» Instructions to follow
The required output is a single number: how many lines of the material contain the string "защиты".
>> Start Information supplied
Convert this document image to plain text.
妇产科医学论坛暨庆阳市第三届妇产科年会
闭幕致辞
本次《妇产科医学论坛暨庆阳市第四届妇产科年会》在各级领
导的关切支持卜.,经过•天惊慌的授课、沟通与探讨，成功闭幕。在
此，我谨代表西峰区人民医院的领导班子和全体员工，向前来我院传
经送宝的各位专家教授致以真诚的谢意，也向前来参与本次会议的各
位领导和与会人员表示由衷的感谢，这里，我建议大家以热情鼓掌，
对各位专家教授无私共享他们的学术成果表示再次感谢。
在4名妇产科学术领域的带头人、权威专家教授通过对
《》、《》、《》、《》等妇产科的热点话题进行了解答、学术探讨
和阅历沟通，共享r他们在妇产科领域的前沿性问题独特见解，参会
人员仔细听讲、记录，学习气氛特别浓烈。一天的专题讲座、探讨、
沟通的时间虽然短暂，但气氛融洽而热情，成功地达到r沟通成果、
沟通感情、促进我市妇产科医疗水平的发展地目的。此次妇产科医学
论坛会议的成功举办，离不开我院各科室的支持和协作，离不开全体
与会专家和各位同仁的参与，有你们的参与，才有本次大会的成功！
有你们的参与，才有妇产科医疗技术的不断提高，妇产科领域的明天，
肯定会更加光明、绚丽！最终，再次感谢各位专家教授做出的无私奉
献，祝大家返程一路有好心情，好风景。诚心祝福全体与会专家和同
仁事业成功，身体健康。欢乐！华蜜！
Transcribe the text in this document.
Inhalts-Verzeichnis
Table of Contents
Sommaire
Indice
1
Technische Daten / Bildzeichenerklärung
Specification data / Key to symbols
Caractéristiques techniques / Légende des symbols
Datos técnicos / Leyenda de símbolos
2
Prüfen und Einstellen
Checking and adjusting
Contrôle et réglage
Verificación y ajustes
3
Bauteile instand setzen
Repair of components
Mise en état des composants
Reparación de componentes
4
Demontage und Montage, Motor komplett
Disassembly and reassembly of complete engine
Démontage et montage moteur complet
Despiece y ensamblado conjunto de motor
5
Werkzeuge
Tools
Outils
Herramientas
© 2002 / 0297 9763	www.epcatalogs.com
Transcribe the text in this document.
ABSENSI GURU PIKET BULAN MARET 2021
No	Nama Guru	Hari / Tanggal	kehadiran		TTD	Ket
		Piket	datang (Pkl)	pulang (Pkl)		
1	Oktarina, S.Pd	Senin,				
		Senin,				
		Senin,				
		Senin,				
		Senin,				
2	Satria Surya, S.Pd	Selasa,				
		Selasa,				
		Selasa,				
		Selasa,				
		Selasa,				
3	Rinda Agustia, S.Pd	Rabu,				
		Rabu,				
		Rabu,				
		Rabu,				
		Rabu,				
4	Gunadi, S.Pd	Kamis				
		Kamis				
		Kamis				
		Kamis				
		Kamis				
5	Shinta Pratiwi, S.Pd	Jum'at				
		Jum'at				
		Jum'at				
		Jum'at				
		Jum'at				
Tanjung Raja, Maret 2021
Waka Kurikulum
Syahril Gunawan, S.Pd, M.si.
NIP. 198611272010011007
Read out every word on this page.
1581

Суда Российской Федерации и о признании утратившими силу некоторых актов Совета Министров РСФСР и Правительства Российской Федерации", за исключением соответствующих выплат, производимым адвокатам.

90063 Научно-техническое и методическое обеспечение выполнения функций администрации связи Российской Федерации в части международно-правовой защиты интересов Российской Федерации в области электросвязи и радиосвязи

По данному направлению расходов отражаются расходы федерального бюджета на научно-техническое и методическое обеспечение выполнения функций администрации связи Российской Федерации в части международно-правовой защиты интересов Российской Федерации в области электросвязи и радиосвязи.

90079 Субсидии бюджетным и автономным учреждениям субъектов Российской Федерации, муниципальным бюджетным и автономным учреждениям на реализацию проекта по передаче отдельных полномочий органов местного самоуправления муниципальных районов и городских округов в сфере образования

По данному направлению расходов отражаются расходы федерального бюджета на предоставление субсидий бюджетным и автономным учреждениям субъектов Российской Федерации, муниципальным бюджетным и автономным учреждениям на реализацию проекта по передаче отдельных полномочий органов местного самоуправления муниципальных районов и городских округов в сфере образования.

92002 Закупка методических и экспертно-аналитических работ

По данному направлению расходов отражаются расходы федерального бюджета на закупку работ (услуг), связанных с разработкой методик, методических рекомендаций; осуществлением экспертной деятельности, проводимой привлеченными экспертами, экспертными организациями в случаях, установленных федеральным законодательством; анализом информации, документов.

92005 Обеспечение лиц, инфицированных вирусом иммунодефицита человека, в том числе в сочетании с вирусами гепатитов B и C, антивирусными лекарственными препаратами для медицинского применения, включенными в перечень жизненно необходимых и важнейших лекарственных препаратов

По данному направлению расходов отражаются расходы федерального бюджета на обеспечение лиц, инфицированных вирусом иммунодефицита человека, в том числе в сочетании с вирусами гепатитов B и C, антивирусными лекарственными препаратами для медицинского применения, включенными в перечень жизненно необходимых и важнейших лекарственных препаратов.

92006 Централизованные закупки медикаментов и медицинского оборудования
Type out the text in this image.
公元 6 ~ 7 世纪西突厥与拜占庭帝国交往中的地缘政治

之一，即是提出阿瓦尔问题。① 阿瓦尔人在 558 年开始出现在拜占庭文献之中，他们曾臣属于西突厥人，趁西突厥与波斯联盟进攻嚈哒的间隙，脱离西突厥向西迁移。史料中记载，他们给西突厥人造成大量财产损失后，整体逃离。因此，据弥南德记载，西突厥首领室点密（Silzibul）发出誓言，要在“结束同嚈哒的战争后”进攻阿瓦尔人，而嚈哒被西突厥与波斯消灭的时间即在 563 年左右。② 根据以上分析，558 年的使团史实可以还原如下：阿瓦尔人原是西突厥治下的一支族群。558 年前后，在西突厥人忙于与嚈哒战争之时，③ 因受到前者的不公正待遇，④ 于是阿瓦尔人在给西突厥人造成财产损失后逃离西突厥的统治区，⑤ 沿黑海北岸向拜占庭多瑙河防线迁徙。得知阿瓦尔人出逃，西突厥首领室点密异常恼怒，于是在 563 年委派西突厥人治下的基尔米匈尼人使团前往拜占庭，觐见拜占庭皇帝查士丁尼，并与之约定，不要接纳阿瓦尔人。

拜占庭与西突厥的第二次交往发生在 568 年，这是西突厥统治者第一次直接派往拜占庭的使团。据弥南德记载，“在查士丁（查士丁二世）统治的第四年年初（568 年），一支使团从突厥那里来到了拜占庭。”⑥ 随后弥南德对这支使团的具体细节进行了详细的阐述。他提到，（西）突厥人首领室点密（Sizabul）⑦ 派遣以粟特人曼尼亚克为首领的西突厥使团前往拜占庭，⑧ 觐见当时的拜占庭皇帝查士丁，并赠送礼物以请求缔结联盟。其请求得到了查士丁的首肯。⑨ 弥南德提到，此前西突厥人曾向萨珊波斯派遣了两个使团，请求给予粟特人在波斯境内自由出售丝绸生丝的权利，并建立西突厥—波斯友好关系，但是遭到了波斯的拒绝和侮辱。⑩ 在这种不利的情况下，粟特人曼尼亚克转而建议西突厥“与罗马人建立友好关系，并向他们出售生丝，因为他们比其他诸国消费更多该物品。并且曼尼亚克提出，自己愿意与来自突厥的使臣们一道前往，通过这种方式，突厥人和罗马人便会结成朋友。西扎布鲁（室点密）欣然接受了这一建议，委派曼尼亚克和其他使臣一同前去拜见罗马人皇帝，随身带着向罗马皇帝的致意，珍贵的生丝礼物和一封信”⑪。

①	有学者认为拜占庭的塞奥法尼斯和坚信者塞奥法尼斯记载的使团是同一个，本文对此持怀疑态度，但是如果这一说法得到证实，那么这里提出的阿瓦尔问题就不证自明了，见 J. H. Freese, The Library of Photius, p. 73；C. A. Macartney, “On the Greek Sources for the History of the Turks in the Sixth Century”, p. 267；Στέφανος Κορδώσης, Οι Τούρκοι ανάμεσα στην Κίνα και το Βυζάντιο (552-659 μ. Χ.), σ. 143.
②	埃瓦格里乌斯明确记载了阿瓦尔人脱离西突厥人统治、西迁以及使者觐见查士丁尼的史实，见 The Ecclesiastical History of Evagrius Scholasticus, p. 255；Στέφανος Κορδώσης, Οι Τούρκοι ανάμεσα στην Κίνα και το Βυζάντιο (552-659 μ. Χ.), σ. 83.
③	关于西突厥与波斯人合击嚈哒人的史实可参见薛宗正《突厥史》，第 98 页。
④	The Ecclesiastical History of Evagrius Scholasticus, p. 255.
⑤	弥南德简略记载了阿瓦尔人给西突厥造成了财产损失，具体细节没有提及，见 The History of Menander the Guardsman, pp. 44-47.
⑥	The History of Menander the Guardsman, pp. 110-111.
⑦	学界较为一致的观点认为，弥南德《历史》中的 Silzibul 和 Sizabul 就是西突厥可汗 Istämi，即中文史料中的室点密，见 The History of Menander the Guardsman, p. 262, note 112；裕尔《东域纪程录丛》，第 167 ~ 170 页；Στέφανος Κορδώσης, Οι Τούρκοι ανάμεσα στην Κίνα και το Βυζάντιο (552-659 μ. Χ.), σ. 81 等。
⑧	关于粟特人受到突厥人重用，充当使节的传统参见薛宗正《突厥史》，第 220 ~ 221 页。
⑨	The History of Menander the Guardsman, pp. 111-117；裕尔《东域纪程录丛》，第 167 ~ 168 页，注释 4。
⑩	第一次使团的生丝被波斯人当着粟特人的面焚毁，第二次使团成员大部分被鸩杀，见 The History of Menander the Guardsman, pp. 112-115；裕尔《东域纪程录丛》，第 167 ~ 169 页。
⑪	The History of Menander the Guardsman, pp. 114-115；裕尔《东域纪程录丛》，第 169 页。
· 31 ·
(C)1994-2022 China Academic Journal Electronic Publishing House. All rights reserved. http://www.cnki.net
>> End Information supplied
» Written reply
2